━━━ Exercise data
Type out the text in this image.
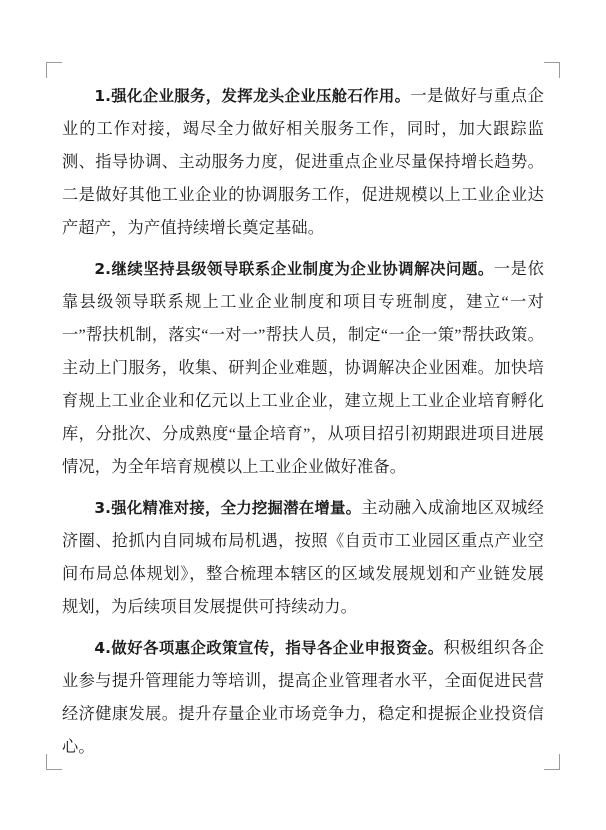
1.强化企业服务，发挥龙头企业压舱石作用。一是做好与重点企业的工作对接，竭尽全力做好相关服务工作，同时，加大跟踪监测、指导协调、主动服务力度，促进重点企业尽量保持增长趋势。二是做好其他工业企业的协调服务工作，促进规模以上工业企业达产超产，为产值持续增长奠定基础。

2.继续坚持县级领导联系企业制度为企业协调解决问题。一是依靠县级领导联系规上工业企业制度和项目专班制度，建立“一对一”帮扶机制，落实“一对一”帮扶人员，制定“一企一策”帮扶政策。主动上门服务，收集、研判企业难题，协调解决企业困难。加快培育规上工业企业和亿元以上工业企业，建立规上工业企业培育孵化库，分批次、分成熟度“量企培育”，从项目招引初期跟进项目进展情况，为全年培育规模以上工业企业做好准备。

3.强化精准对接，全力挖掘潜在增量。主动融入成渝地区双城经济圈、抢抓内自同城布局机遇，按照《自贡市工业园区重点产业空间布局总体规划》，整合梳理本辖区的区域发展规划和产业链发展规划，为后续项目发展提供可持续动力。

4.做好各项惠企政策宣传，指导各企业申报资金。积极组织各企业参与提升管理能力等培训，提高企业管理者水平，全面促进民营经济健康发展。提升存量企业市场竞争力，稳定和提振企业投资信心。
━━━━━━
━━━ Exercise data
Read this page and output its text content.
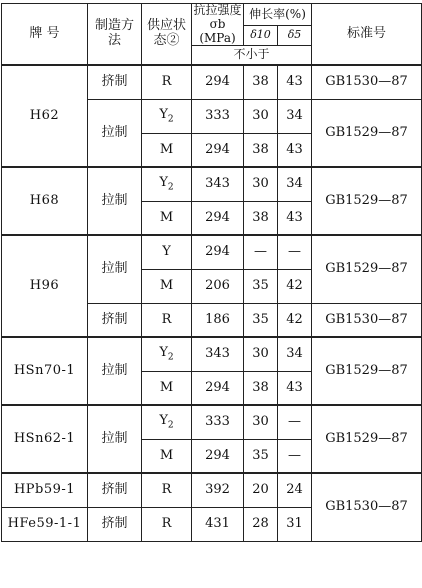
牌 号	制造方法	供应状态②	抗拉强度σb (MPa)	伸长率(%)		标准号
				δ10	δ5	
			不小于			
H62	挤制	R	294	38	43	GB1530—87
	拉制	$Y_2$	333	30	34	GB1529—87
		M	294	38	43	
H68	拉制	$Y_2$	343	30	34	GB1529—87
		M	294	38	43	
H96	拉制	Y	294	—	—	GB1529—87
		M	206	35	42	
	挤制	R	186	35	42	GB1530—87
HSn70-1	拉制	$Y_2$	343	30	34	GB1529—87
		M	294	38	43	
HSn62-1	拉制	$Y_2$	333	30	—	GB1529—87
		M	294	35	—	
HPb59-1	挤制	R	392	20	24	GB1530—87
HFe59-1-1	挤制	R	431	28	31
━━━━━━
== Exercise goal ==
Return only the number of lines in the data that contain "text".

== Problem solution ==
2